**EXERCISE INSTRUCTIONS:**
All records are to be retyped faithfully and completely.

**Data items:**
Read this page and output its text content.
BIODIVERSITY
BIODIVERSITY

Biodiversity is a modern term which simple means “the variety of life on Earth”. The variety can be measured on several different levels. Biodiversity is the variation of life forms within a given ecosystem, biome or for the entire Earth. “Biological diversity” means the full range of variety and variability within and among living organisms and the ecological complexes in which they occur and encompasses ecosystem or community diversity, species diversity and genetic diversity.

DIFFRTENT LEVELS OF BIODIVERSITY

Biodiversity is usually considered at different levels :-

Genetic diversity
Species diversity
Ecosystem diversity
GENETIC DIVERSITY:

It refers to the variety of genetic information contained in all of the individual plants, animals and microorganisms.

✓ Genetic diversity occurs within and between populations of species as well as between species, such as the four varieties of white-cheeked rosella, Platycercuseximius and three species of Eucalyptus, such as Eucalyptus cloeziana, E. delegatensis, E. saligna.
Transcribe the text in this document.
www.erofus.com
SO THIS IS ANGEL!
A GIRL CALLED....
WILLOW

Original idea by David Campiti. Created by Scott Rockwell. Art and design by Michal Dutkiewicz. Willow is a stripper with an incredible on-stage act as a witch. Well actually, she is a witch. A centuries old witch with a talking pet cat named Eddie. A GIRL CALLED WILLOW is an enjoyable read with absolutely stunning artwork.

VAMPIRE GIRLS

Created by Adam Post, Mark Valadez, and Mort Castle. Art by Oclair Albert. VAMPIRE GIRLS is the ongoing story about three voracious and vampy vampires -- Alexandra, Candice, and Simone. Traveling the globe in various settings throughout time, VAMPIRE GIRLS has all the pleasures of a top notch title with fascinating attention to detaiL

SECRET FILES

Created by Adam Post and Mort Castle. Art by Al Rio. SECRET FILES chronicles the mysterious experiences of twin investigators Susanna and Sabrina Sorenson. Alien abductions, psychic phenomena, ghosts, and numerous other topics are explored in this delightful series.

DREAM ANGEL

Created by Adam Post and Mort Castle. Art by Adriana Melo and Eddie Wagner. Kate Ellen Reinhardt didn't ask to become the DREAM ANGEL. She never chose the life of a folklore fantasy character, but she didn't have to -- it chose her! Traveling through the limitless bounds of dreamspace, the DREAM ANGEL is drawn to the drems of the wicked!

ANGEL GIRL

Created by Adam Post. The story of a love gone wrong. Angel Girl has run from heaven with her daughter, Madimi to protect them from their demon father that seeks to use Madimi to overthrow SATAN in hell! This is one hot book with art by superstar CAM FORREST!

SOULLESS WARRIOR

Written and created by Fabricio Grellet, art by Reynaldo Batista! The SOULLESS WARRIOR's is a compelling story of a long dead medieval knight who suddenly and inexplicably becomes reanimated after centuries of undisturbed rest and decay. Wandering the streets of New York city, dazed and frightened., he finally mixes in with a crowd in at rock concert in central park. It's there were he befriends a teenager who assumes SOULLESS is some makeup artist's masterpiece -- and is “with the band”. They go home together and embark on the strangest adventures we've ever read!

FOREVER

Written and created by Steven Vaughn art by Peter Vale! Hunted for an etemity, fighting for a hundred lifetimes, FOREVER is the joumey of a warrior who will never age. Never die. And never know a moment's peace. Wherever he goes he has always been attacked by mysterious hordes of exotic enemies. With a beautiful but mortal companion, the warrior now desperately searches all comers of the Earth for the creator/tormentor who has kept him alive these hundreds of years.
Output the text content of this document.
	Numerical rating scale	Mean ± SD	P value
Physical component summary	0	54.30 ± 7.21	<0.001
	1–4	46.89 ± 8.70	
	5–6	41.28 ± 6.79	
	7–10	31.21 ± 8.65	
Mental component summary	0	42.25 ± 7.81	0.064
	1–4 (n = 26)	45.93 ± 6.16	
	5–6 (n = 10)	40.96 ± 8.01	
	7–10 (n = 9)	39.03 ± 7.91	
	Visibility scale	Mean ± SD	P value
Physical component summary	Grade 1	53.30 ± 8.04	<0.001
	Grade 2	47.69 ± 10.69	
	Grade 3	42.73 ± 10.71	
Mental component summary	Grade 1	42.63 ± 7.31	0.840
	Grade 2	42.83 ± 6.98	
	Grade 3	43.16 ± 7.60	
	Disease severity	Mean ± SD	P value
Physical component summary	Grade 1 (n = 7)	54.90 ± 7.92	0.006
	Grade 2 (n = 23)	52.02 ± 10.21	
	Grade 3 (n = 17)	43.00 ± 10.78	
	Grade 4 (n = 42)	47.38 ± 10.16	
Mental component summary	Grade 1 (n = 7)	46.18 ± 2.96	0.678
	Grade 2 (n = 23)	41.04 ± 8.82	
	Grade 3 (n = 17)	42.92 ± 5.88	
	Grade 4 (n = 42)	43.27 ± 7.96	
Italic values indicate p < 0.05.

**OUTPUT BELOW:**
Read this page and output its text content.
BIODIVERSITY
BIODIVERSITY

Biodiversity is a modern term which simple means “the variety of life on Earth”. The variety can be measured on several different levels. Biodiversity is the variation of life forms within a given ecosystem, biome or for the entire Earth. “Biological diversity” means the full range of variety and variability within and among living organisms and the ecological complexes in which they occur and encompasses ecosystem or community diversity, species diversity and genetic diversity.

DIFFRTENT LEVELS OF BIODIVERSITY

Biodiversity is usually considered at different levels :-

Genetic diversity
Species diversity
Ecosystem diversity
GENETIC DIVERSITY:

It refers to the variety of genetic information contained in all of the individual plants, animals and microorganisms.

✓ Genetic diversity occurs within and between populations of species as well as between species, such as the four varieties of white-cheeked rosella, Platycercuseximius and three species of Eucalyptus, such as Eucalyptus cloeziana, E. delegatensis, E. saligna.
Transcribe the text in this document.
www.erofus.com
SO THIS IS ANGEL!
A GIRL CALLED....
WILLOW

Original idea by David Campiti. Created by Scott Rockwell. Art and design by Michal Dutkiewicz. Willow is a stripper with an incredible on-stage act as a witch. Well actually, she is a witch. A centuries old witch with a talking pet cat named Eddie. A GIRL CALLED WILLOW is an enjoyable read with absolutely stunning artwork.

VAMPIRE GIRLS

Created by Adam Post, Mark Valadez, and Mort Castle. Art by Oclair Albert. VAMPIRE GIRLS is the ongoing story about three voracious and vampy vampires -- Alexandra, Candice, and Simone. Traveling the globe in various settings throughout time, VAMPIRE GIRLS has all the pleasures of a top notch title with fascinating attention to detaiL

SECRET FILES

Created by Adam Post and Mort Castle. Art by Al Rio. SECRET FILES chronicles the mysterious experiences of twin investigators Susanna and Sabrina Sorenson. Alien abductions, psychic phenomena, ghosts, and numerous other topics are explored in this delightful series.

DREAM ANGEL

Created by Adam Post and Mort Castle. Art by Adriana Melo and Eddie Wagner. Kate Ellen Reinhardt didn't ask to become the DREAM ANGEL. She never chose the life of a folklore fantasy character, but she didn't have to -- it chose her! Traveling through the limitless bounds of dreamspace, the DREAM ANGEL is drawn to the drems of the wicked!

ANGEL GIRL

Created by Adam Post. The story of a love gone wrong. Angel Girl has run from heaven with her daughter, Madimi to protect them from their demon father that seeks to use Madimi to overthrow SATAN in hell! This is one hot book with art by superstar CAM FORREST!

SOULLESS WARRIOR

Written and created by Fabricio Grellet, art by Reynaldo Batista! The SOULLESS WARRIOR's is a compelling story of a long dead medieval knight who suddenly and inexplicably becomes reanimated after centuries of undisturbed rest and decay. Wandering the streets of New York city, dazed and frightened., he finally mixes in with a crowd in at rock concert in central park. It's there were he befriends a teenager who assumes SOULLESS is some makeup artist's masterpiece -- and is “with the band”. They go home together and embark on the strangest adventures we've ever read!

FOREVER

Written and created by Steven Vaughn art by Peter Vale! Hunted for an etemity, fighting for a hundred lifetimes, FOREVER is the joumey of a warrior who will never age. Never die. And never know a moment's peace. Wherever he goes he has always been attacked by mysterious hordes of exotic enemies. With a beautiful but mortal companion, the warrior now desperately searches all comers of the Earth for the creator/tormentor who has kept him alive these hundreds of years.
Output the text content of this document.
	Numerical rating scale	Mean ± SD	P value
Physical component summary	0	54.30 ± 7.21	<0.001
	1–4	46.89 ± 8.70	
	5–6	41.28 ± 6.79	
	7–10	31.21 ± 8.65	
Mental component summary	0	42.25 ± 7.81	0.064
	1–4 (n = 26)	45.93 ± 6.16	
	5–6 (n = 10)	40.96 ± 8.01	
	7–10 (n = 9)	39.03 ± 7.91	
	Visibility scale	Mean ± SD	P value
Physical component summary	Grade 1	53.30 ± 8.04	<0.001
	Grade 2	47.69 ± 10.69	
	Grade 3	42.73 ± 10.71	
Mental component summary	Grade 1	42.63 ± 7.31	0.840
	Grade 2	42.83 ± 6.98	
	Grade 3	43.16 ± 7.60	
	Disease severity	Mean ± SD	P value
Physical component summary	Grade 1 (n = 7)	54.90 ± 7.92	0.006
	Grade 2 (n = 23)	52.02 ± 10.21	
	Grade 3 (n = 17)	43.00 ± 10.78	
	Grade 4 (n = 42)	47.38 ± 10.16	
Mental component summary	Grade 1 (n = 7)	46.18 ± 2.96	0.678
	Grade 2 (n = 23)	41.04 ± 8.82	
	Grade 3 (n = 17)	42.92 ± 5.88	
	Grade 4 (n = 42)	43.27 ± 7.96	
Italic values indicate p < 0.05.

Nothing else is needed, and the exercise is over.